## REQUIREMENTS
Pull out each line of the data that includes the word "cdot".

--- BEGIN EXTRACTED RECORDS ---

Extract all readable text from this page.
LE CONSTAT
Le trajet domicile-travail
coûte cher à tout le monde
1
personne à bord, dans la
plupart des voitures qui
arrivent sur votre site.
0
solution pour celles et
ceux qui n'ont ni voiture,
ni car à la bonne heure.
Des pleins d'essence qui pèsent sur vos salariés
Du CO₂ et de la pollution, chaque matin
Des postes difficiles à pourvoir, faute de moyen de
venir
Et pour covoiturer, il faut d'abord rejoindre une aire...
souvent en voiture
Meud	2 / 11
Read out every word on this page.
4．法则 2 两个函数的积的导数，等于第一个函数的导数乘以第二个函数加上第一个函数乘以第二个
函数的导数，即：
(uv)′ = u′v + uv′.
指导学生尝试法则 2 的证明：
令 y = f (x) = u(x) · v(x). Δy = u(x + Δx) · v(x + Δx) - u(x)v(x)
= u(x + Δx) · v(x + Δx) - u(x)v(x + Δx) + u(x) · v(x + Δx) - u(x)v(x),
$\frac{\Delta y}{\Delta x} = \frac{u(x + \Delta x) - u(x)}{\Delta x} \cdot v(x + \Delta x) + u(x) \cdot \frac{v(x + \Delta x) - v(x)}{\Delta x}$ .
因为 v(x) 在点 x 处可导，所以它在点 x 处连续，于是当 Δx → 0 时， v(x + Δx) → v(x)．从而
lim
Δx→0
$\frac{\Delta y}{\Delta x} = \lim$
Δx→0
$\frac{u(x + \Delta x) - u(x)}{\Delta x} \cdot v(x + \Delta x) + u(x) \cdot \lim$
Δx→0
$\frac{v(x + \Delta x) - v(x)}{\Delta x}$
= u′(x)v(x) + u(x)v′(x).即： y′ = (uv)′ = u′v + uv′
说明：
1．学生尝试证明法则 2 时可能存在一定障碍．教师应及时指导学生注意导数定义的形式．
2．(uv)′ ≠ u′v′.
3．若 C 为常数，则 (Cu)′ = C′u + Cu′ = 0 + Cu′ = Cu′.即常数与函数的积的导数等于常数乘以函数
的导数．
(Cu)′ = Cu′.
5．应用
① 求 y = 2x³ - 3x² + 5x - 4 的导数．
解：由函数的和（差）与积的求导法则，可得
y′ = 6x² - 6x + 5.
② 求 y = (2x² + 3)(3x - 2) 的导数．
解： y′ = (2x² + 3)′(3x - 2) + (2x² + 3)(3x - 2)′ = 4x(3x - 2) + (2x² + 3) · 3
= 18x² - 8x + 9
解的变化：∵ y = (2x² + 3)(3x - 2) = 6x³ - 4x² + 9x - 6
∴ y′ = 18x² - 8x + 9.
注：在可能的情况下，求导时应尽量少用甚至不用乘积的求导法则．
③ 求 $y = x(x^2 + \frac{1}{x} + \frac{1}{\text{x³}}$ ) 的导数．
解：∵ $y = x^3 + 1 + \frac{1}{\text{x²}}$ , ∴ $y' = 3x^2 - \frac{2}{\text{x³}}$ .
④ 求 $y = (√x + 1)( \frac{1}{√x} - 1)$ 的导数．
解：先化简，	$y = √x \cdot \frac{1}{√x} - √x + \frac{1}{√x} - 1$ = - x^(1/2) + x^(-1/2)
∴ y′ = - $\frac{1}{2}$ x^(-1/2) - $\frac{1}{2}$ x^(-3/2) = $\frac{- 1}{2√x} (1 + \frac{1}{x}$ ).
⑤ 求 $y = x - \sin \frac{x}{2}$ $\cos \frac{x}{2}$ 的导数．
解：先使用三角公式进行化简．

--- END EXTRACTED RECORDS ---

## THE OUTPUT
$\frac{\Delta y}{\Delta x} = \frac{u(x + \Delta x) - u(x)}{\Delta x} \cdot v(x + \Delta x) + u(x) \cdot \frac{v(x + \Delta x) - v(x)}{\Delta x}$ .
$\frac{u(x + \Delta x) - u(x)}{\Delta x} \cdot v(x + \Delta x) + u(x) \cdot \lim$
解：先化简，	$y = √x \cdot \frac{1}{√x} - √x + \frac{1}{√x} - 1$ = - x^(1/2) + x^(-1/2)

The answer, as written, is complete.